## Records supplied:

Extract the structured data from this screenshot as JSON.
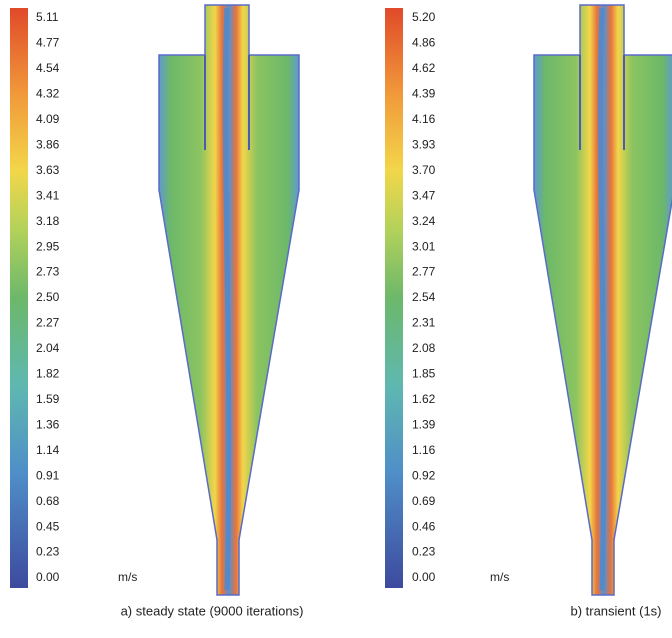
{
  "panels": [
    {
      "scale_labels": [
        "5.11",
        "4.77",
        "4.54",
        "4.32",
        "4.09",
        "3.86",
        "3.63",
        "3.41",
        "3.18",
        "2.95",
        "2.73",
        "2.50",
        "2.27",
        "2.04",
        "1.82",
        "1.59",
        "1.36",
        "1.14",
        "0.91",
        "0.68",
        "0.45",
        "0.23",
        "0.00"
      ],
      "unit": "m/s",
      "caption": "a) steady state (9000 iterations)"
    },
    {
      "scale_labels": [
        "5.20",
        "4.86",
        "4.62",
        "4.39",
        "4.16",
        "3.93",
        "3.70",
        "3.47",
        "3.24",
        "3.01",
        "2.77",
        "2.54",
        "2.31",
        "2.08",
        "1.85",
        "1.62",
        "1.39",
        "1.16",
        "0.92",
        "0.69",
        "0.46",
        "0.23",
        "0.00"
      ],
      "unit": "m/s",
      "caption": "b) transient (1s)"
    }
  ]
}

## Problem details:
Leave the pictures out and write out every entry exactly as given.

## Exercise solution:
Extract the structured data from this screenshot as JSON.
{
  "panels": [
    {
      "scale_labels": [
        "5.11",
        "4.77",
        "4.54",
        "4.32",
        "4.09",
        "3.86",
        "3.63",
        "3.41",
        "3.18",
        "2.95",
        "2.73",
        "2.50",
        "2.27",
        "2.04",
        "1.82",
        "1.59",
        "1.36",
        "1.14",
        "0.91",
        "0.68",
        "0.45",
        "0.23",
        "0.00"
      ],
      "unit": "m/s",
      "caption": "a) steady state (9000 iterations)"
    },
    {
      "scale_labels": [
        "5.20",
        "4.86",
        "4.62",
        "4.39",
        "4.16",
        "3.93",
        "3.70",
        "3.47",
        "3.24",
        "3.01",
        "2.77",
        "2.54",
        "2.31",
        "2.08",
        "1.85",
        "1.62",
        "1.39",
        "1.16",
        "0.92",
        "0.69",
        "0.46",
        "0.23",
        "0.00"
      ],
      "unit": "m/s",
      "caption": "b) transient (1s)"
    }
  ]
}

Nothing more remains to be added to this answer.